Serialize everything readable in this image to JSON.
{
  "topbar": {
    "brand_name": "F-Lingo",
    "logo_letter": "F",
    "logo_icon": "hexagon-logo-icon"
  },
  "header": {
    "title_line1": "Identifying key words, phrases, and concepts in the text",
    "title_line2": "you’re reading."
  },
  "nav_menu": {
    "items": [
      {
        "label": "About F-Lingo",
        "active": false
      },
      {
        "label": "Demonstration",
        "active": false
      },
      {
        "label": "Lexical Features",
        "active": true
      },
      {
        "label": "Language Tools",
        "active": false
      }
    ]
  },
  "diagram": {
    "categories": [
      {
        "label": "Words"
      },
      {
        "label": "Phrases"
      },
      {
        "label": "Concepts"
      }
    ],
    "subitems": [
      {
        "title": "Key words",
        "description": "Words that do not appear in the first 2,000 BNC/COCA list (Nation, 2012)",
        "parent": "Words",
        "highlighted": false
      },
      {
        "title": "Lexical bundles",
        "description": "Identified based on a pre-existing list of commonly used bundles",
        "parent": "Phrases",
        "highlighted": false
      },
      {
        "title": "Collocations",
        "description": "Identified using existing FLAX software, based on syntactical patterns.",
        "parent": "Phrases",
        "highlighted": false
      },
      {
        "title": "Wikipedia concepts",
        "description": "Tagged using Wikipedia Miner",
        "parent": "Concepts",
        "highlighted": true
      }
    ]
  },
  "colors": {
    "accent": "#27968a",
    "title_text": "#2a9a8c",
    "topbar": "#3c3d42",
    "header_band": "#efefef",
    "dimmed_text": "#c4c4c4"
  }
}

--------------------------------------------------

Repeat the records above in full, character for character.

• [COMPLETED TASK]
Serialize everything readable in this image to JSON.
{
  "topbar": {
    "brand_name": "F-Lingo",
    "logo_letter": "F",
    "logo_icon": "hexagon-logo-icon"
  },
  "header": {
    "title_line1": "Identifying key words, phrases, and concepts in the text",
    "title_line2": "you’re reading."
  },
  "nav_menu": {
    "items": [
      {
        "label": "About F-Lingo",
        "active": false
      },
      {
        "label": "Demonstration",
        "active": false
      },
      {
        "label": "Lexical Features",
        "active": true
      },
      {
        "label": "Language Tools",
        "active": false
      }
    ]
  },
  "diagram": {
    "categories": [
      {
        "label": "Words"
      },
      {
        "label": "Phrases"
      },
      {
        "label": "Concepts"
      }
    ],
    "subitems": [
      {
        "title": "Key words",
        "description": "Words that do not appear in the first 2,000 BNC/COCA list (Nation, 2012)",
        "parent": "Words",
        "highlighted": false
      },
      {
        "title": "Lexical bundles",
        "description": "Identified based on a pre-existing list of commonly used bundles",
        "parent": "Phrases",
        "highlighted": false
      },
      {
        "title": "Collocations",
        "description": "Identified using existing FLAX software, based on syntactical patterns.",
        "parent": "Phrases",
        "highlighted": false
      },
      {
        "title": "Wikipedia concepts",
        "description": "Tagged using Wikipedia Miner",
        "parent": "Concepts",
        "highlighted": true
      }
    ]
  },
  "colors": {
    "accent": "#27968a",
    "title_text": "#2a9a8c",
    "topbar": "#3c3d42",
    "header_band": "#efefef",
    "dimmed_text": "#c4c4c4"
  }
}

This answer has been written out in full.